- _GIVEN INSTRUCTION 1_: Copy the chat thread below, starting with "This issue is" and going on through "a bad habit.", and swap "bad habit" for "poor habit".

- _PAGE_:
Stream: helpdesk (published)

Topic: Why Julia does not allow Concrete SubTypes?


view this post on Zulip Davi Sales Barreira (Feb 06 2022 at 20:52):

This is related to the question I just posted below on Julia's programming paradigm. One thing that sometimes I find unintuitive in Julia is the fact that I cannot create "subtypes" of my concrete types. I mean, suppose I create a struct Topological Space. Now, such struct has some fields. Then, I decide I want to create a new struct, a Topological Metric Space. Now, my new struct is also a topological space, so it should share all the fields in Topological Space and theoretically, it should be a subtype of Topological Space. But this is not allowed in Julia. I was wondering what would be the reason for this, and if there is a "Julia-way" of thinking of these kind of structs.

view this post on Zulip Davi Sales Barreira (Feb 06 2022 at 20:53):

Oh boy, the popcorn emoji is making me afraid :fear: I'm sorry if this question is ill posed and if I'm actually quite wrong in my assumptions

view this post on Zulip Adam non-jedi Beckmeyer (Feb 06 2022 at 20:54):

There's been several dozens of threads on this on the Julia discourse and several issues on the julialang github on the topic as well. I think linking to those discussions is going to be more helpful than giving an overview here, and maybe then answering more specific questions?

view this post on Zulip Adam non-jedi Beckmeyer (Feb 06 2022 at 20:54):

Hold on. I'll find some links.

view this post on Zulip Adam non-jedi Beckmeyer (Feb 06 2022 at 20:55):

This issue is probably the best starting place: <https://github.com/JuliaLang/julia/issues/4935>

view this post on Zulip Davi Sales Barreira (Feb 06 2022 at 20:55):

Thanks a bunch @Adam non-jedi Beckmeyer ! I sometimes shoot from the hip instead of going into Discourse. Indeed, that's a bad habit.

view this post on Zulip Adam non-jedi Beckmeyer (Feb 06 2022 at 20:55):

And maybe this discourse thread? https://discourse.julialang.org/t/composition-and-inheritance-the-julian-way/11231

view this post on Zulip Adam non-jedi Beckmeyer (Feb 06 2022 at 20:56):

No problem. Sorry if the popcorn emoji came across as snarky. There's just a very typical course this discussion often takes which is very :popcorn:

view this post on Zulip Adam non-jedi Beckmeyer (Feb 06 2022 at 20:56):

Don't think there's anything wrong with asking questions without having done 6 hours of research beforehand. You just happened to hit on a hot-button topic.

- _GIVEN INSTRUCTION 2_: Write out, unchanged, the lines of the records below, starting with the line with "table-container: 腹泻 腹泻严重" and going on through the line with "cell-text: 良好 <box>683 33 731 59</box>".

- _PROVIDED RECORDS_:
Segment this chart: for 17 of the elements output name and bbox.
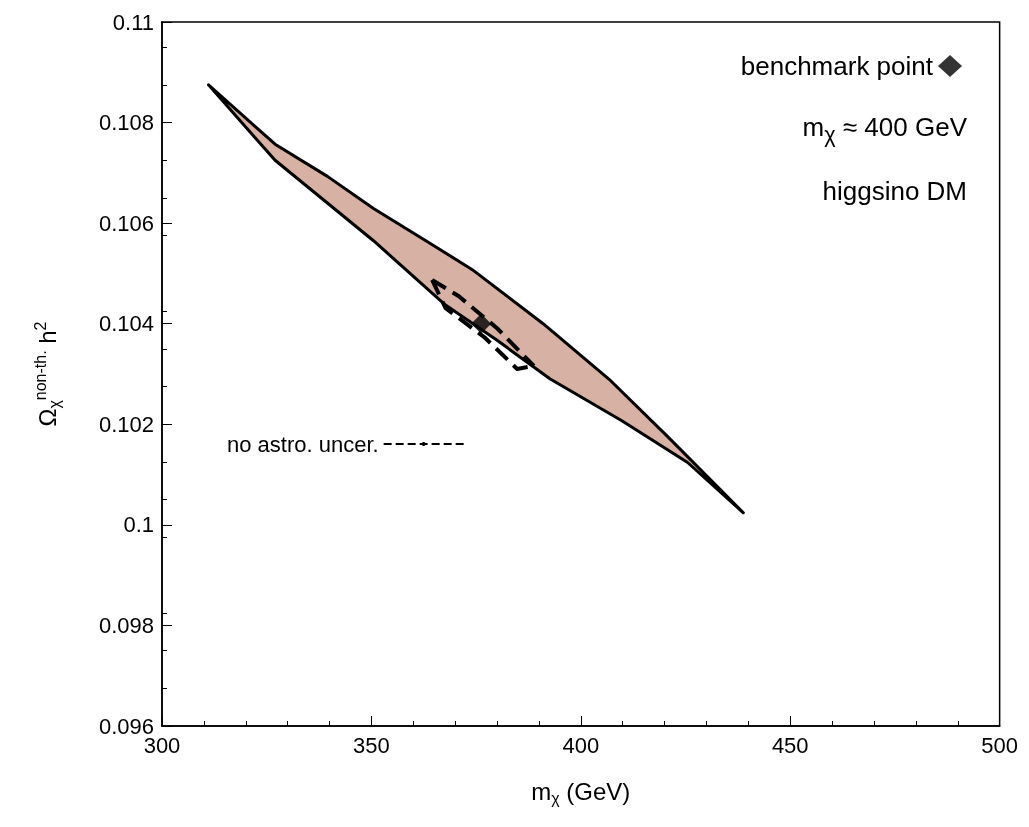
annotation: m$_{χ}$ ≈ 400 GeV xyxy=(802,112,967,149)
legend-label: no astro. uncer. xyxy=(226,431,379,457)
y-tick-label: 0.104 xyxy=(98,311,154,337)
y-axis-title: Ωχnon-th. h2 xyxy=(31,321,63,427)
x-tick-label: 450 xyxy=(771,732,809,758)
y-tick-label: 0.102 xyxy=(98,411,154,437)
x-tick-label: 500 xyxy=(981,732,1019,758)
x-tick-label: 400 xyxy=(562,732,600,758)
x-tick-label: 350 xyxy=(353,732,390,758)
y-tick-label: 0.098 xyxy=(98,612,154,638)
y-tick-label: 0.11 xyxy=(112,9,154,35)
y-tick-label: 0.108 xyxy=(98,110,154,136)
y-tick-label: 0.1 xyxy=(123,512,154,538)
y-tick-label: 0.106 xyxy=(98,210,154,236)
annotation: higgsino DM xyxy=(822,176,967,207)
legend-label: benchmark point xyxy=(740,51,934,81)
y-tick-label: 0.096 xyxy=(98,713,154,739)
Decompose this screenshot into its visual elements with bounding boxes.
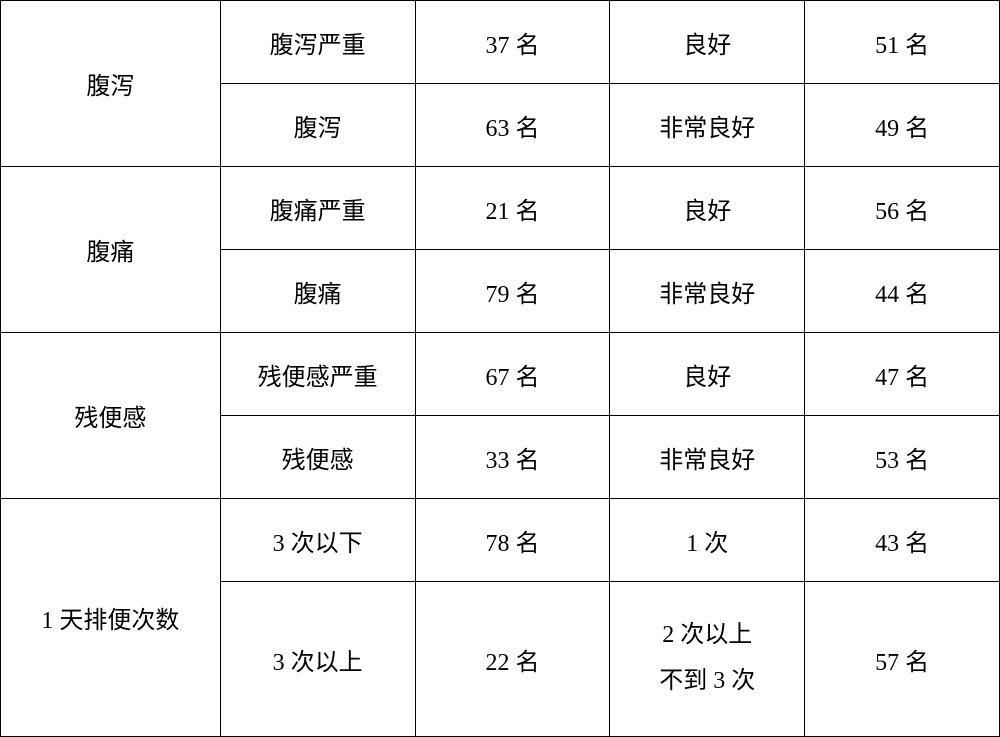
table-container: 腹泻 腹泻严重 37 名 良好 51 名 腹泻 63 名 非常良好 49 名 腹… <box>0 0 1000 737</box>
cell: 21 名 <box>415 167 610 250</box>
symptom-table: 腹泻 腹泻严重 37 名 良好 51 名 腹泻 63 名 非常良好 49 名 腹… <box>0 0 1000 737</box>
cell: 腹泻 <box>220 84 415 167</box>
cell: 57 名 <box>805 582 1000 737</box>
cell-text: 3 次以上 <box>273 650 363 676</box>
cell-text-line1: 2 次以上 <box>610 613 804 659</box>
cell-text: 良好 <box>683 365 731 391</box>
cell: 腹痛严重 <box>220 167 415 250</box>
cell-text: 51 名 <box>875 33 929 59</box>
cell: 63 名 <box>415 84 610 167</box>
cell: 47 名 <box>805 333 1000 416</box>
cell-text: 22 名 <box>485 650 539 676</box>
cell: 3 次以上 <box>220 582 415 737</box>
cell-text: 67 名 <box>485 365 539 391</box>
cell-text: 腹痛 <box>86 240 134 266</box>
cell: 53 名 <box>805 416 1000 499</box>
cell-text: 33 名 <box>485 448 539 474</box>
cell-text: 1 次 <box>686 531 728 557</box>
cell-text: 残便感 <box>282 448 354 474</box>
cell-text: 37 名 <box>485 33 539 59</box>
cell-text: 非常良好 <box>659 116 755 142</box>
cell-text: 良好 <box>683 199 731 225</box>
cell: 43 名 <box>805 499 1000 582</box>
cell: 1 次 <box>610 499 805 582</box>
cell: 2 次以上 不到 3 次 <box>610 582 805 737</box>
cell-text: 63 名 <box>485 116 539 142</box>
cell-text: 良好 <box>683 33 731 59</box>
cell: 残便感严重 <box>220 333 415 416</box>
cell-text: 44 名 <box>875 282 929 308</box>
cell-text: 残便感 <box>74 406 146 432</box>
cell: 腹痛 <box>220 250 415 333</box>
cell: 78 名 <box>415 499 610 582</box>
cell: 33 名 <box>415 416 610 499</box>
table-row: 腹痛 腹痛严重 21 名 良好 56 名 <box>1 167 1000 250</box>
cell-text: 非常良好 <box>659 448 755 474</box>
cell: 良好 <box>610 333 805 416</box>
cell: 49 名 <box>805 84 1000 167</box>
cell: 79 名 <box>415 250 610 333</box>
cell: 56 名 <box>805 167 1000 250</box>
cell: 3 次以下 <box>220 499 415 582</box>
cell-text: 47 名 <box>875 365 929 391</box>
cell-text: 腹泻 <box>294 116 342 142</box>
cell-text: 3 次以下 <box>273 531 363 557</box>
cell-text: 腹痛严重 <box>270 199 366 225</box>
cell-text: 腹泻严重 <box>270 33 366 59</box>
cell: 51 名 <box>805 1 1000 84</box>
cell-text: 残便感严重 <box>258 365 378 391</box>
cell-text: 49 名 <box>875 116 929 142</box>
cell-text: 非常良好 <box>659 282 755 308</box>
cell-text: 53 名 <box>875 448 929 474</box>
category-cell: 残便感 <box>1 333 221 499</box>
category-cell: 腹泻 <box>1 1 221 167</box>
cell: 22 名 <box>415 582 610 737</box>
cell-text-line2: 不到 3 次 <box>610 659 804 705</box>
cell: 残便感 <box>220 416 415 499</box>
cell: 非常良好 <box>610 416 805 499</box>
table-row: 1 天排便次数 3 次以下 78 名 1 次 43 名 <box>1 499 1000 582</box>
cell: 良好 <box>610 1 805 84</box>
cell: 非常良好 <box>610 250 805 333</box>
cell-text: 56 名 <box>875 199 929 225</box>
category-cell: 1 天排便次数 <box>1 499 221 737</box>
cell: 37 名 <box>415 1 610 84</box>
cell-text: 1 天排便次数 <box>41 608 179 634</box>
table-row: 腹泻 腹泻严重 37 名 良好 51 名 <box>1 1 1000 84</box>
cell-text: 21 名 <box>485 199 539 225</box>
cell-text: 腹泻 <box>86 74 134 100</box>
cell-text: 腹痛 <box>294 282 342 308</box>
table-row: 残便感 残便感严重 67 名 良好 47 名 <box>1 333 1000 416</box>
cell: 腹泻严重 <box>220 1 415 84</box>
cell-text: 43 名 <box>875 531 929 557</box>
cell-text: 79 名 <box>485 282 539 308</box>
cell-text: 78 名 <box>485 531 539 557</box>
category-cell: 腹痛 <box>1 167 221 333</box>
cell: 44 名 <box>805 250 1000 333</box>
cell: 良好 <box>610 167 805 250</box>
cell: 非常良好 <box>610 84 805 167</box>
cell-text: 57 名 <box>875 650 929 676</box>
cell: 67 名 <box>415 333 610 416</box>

--

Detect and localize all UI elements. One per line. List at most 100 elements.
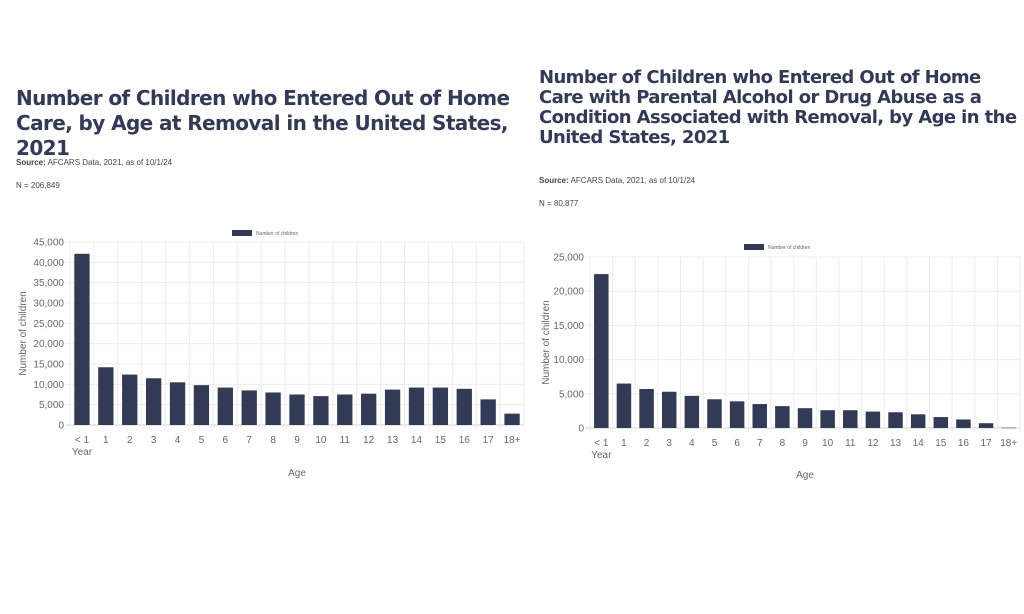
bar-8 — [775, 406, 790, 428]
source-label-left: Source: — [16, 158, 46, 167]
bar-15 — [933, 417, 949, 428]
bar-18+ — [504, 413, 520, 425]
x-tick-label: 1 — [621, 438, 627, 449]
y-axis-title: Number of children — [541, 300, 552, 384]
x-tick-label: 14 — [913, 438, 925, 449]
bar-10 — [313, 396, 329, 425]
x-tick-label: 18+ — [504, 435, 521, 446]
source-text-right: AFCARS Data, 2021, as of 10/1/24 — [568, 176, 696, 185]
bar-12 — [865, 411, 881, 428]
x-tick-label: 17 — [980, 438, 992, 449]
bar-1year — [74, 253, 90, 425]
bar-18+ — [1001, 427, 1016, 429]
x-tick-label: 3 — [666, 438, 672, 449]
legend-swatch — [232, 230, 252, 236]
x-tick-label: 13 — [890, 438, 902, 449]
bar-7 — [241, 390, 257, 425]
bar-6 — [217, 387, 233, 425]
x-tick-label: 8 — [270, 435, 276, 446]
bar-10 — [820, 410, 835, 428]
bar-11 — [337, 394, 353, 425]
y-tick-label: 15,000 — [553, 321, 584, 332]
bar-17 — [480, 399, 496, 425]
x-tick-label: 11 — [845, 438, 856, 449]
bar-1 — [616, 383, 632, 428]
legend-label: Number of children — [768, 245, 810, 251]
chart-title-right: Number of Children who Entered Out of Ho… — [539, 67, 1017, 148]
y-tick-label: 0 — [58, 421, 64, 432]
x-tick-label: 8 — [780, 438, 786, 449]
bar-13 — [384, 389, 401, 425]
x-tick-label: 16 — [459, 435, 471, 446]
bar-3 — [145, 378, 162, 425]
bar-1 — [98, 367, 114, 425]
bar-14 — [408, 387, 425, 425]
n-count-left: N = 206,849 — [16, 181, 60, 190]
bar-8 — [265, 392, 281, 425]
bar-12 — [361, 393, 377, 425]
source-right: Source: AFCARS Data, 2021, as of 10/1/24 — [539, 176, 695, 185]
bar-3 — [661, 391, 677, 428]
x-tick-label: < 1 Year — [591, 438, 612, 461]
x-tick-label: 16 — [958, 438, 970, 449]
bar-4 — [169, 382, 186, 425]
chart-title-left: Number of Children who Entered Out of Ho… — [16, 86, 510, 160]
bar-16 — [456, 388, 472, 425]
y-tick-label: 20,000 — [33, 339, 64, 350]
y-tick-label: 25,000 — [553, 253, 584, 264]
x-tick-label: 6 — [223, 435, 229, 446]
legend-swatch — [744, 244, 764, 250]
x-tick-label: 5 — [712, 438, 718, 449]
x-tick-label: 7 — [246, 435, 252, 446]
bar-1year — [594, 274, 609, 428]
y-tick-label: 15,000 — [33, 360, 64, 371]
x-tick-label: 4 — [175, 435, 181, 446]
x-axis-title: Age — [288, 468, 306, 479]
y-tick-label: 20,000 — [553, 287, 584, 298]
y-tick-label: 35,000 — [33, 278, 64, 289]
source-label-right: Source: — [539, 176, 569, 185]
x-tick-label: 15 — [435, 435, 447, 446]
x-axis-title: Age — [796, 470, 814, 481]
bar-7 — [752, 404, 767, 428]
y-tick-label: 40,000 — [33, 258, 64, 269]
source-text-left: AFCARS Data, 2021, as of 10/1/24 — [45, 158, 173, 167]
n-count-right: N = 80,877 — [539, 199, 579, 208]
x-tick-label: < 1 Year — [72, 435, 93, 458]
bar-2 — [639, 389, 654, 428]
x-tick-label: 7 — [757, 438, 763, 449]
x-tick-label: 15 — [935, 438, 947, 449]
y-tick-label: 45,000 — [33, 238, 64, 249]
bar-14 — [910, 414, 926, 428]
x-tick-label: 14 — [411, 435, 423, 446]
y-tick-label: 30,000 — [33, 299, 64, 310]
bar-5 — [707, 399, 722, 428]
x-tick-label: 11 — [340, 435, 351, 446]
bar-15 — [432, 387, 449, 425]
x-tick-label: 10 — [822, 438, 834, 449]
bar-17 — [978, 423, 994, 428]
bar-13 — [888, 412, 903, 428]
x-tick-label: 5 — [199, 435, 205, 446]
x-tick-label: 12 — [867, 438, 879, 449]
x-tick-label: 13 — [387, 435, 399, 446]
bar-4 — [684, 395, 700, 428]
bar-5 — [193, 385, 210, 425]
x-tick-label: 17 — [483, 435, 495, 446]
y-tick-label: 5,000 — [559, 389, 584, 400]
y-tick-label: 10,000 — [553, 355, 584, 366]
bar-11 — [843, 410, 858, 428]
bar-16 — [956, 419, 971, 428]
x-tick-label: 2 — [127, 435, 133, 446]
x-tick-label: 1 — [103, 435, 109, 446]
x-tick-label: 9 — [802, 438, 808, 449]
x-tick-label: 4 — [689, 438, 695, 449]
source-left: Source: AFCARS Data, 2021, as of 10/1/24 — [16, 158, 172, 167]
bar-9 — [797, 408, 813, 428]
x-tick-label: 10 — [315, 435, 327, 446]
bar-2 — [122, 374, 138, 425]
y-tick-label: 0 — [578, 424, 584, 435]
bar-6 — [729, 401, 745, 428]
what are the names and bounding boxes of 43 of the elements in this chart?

- _FULL OUTPUT 1_:
This issue is probably the best starting place: <https://github.com/JuliaLang/julia/issues/4935>

view this post on Zulip Davi Sales Barreira (Feb 06 2022 at 20:55):

Thanks a bunch @Adam non-jedi Beckmeyer ! I sometimes shoot from the hip instead of going into Discourse. Indeed, that's a poor habit.

- _FULL OUTPUT 2_:
table-container: 腹泻 腹泻严重 37 名 良好 51 名 腹泻 63 名 非常良好 49 名 腹… <box>0 0 1000 737</box>
cell: 21 名 <box>415 167 610 250</box>
symptom-table: 腹泻 腹泻严重 37 名 良好 51 名 腹泻 63 名 非常良好 49 名 腹… <box>0 0 1000 737</box>
cell: 腹泻 <box>220 84 415 167</box>
cell: 57 名 <box>805 582 1000 737</box>
cell-text: 3 次以上 <box>273 650 363 676</box>
cell-text-line1: 2 次以上 <box>610 613 804 659</box>
cell-text: 良好 <box>683 365 731 391</box>
cell: 腹痛严重 <box>220 167 415 250</box>
cell-text: 51 名 <box>875 33 929 59</box>
cell: 63 名 <box>415 84 610 167</box>
cell: 47 名 <box>805 333 1000 416</box>
cell-text: 22 名 <box>485 650 539 676</box>
cell: 3 次以上 <box>220 582 415 737</box>
cell-text: 67 名 <box>485 365 539 391</box>
cell-text: 腹痛 <box>86 240 134 266</box>
cell: 53 名 <box>805 416 1000 499</box>
cell-text: 33 名 <box>485 448 539 474</box>
cell-text: 1 次 <box>686 531 728 557</box>
cell-text: 残便感 <box>282 448 354 474</box>
cell-text: 37 名 <box>485 33 539 59</box>
cell-text: 非常良好 <box>659 116 755 142</box>
cell-text: 良好 <box>683 199 731 225</box>
cell: 43 名 <box>805 499 1000 582</box>
cell: 1 次 <box>610 499 805 582</box>
cell: 2 次以上 不到 3 次 <box>610 582 805 737</box>
cell-text: 63 名 <box>485 116 539 142</box>
cell-text: 良好 <box>683 33 731 59</box>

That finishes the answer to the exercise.